'''
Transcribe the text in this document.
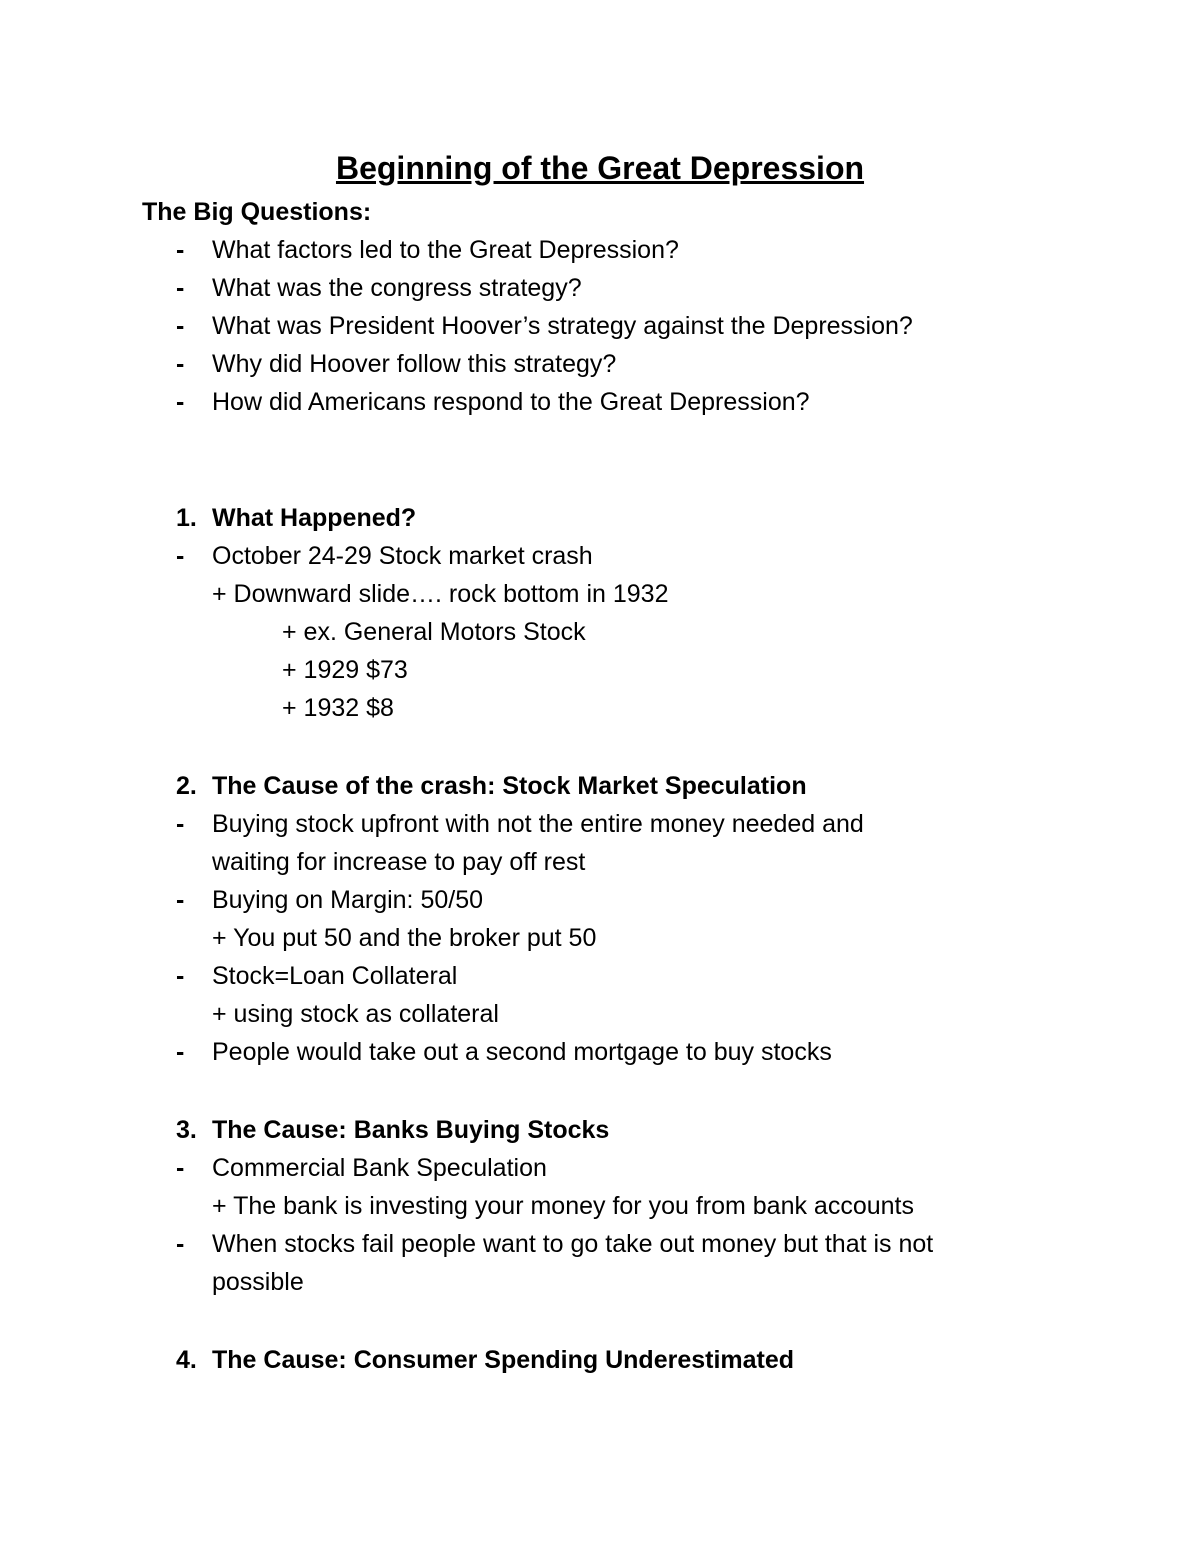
Beginning of the Great Depression
The Big Questions:
- What factors led to the Great Depression?
- What was the congress strategy?
- What was President Hoover’s strategy against the Depression?
- Why did Hoover follow this strategy?
- How did Americans respond to the Great Depression?
1. What Happened?
- October 24-29 Stock market crash
+ Downward slide…. rock bottom in 1932
+ ex. General Motors Stock
+ 1929 $73
+ 1932 $8
2. The Cause of the crash: Stock Market Speculation
- Buying stock upfront with not the entire money needed and
waiting for increase to pay off rest
- Buying on Margin: 50/50
+ You put 50 and the broker put 50
- Stock=Loan Collateral
+ using stock as collateral
- People would take out a second mortgage to buy stocks
3. The Cause: Banks Buying Stocks
- Commercial Bank Speculation
+ The bank is investing your money for you from bank accounts
- When stocks fail people want to go take out money but that is not
possible
4. The Cause: Consumer Spending Underestimated
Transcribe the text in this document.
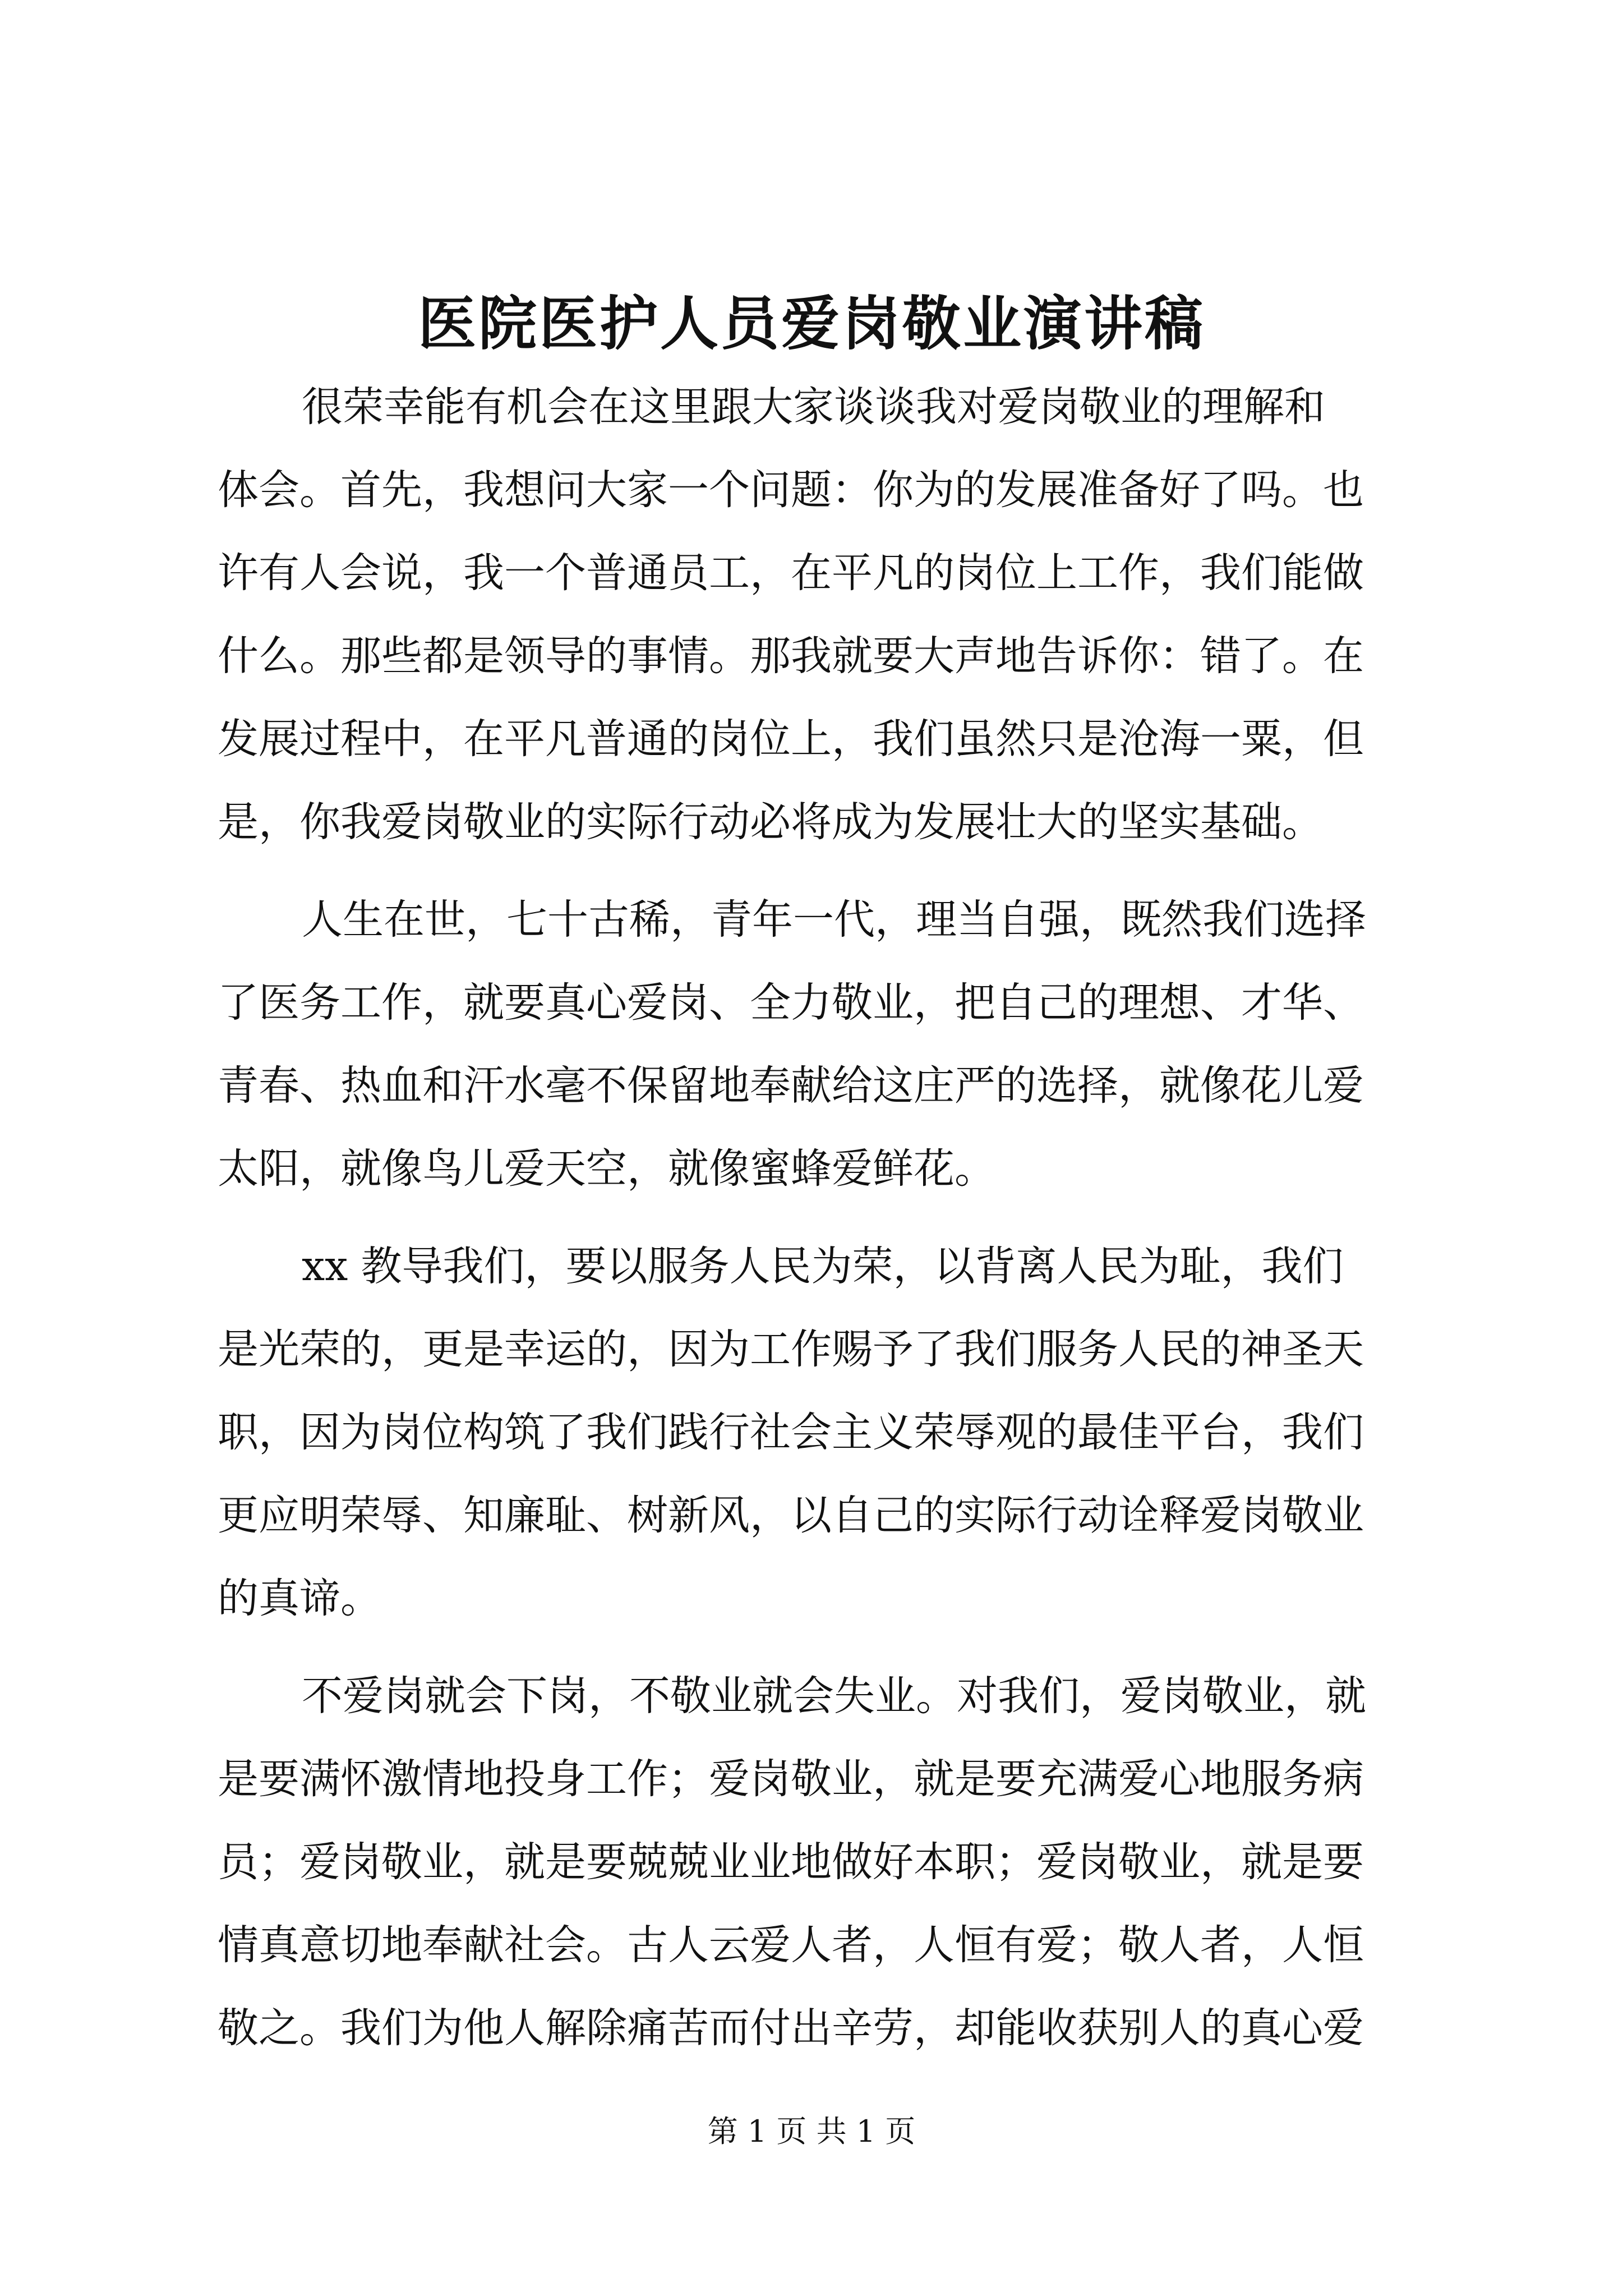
医院医护人员爱岗敬业演讲稿
很荣幸能有机会在这里跟大家谈谈我对爱岗敬业的理解和
体会。首先，我想问大家一个问题：你为的发展准备好了吗。也
许有人会说，我一个普通员工，在平凡的岗位上工作，我们能做
什么。那些都是领导的事情。那我就要大声地告诉你：错了。在
发展过程中，在平凡普通的岗位上，我们虽然只是沧海一粟，但
是，你我爱岗敬业的实际行动必将成为发展壮大的坚实基础。
人生在世，七十古稀，青年一代，理当自强，既然我们选择
了医务工作，就要真心爱岗、全力敬业，把自己的理想、才华、
青春、热血和汗水毫不保留地奉献给这庄严的选择，就像花儿爱
太阳，就像鸟儿爱天空，就像蜜蜂爱鲜花。
xx 教导我们，要以服务人民为荣，以背离人民为耻，我们
是光荣的，更是幸运的，因为工作赐予了我们服务人民的神圣天
职，因为岗位构筑了我们践行社会主义荣辱观的最佳平台，我们
更应明荣辱、知廉耻、树新风，以自己的实际行动诠释爱岗敬业
的真谛。
不爱岗就会下岗，不敬业就会失业。对我们，爱岗敬业，就
是要满怀激情地投身工作；爱岗敬业，就是要充满爱心地服务病
员；爱岗敬业，就是要兢兢业业地做好本职；爱岗敬业，就是要
情真意切地奉献社会。古人云爱人者，人恒有爱；敬人者，人恒
敬之。我们为他人解除痛苦而付出辛劳，却能收获别人的真心爱
第 1 页 共 1 页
'''
• WHAT YOU ARE ASKED TO DO: Write every entry out again exactly, dropping the pictures.

• EXERCISE RESPONSE:
Transcribe the text in this document.
Beginning of the Great Depression
The Big Questions:
- What factors led to the Great Depression?
- What was the congress strategy?
- What was President Hoover’s strategy against the Depression?
- Why did Hoover follow this strategy?
- How did Americans respond to the Great Depression?
1. What Happened?
- October 24-29 Stock market crash
+ Downward slide…. rock bottom in 1932
+ ex. General Motors Stock
+ 1929 $73
+ 1932 $8
2. The Cause of the crash: Stock Market Speculation
- Buying stock upfront with not the entire money needed and
waiting for increase to pay off rest
- Buying on Margin: 50/50
+ You put 50 and the broker put 50
- Stock=Loan Collateral
+ using stock as collateral
- People would take out a second mortgage to buy stocks
3. The Cause: Banks Buying Stocks
- Commercial Bank Speculation
+ The bank is investing your money for you from bank accounts
- When stocks fail people want to go take out money but that is not
possible
4. The Cause: Consumer Spending Underestimated
Transcribe the text in this document.
医院医护人员爱岗敬业演讲稿
很荣幸能有机会在这里跟大家谈谈我对爱岗敬业的理解和
体会。首先，我想问大家一个问题：你为的发展准备好了吗。也
许有人会说，我一个普通员工，在平凡的岗位上工作，我们能做
什么。那些都是领导的事情。那我就要大声地告诉你：错了。在
发展过程中，在平凡普通的岗位上，我们虽然只是沧海一粟，但
是，你我爱岗敬业的实际行动必将成为发展壮大的坚实基础。
人生在世，七十古稀，青年一代，理当自强，既然我们选择
了医务工作，就要真心爱岗、全力敬业，把自己的理想、才华、
青春、热血和汗水毫不保留地奉献给这庄严的选择，就像花儿爱
太阳，就像鸟儿爱天空，就像蜜蜂爱鲜花。
xx 教导我们，要以服务人民为荣，以背离人民为耻，我们
是光荣的，更是幸运的，因为工作赐予了我们服务人民的神圣天
职，因为岗位构筑了我们践行社会主义荣辱观的最佳平台，我们
更应明荣辱、知廉耻、树新风，以自己的实际行动诠释爱岗敬业
的真谛。
不爱岗就会下岗，不敬业就会失业。对我们，爱岗敬业，就
是要满怀激情地投身工作；爱岗敬业，就是要充满爱心地服务病
员；爱岗敬业，就是要兢兢业业地做好本职；爱岗敬业，就是要
情真意切地奉献社会。古人云爱人者，人恒有爱；敬人者，人恒
敬之。我们为他人解除痛苦而付出辛劳，却能收获别人的真心爱
第 1 页 共 1 页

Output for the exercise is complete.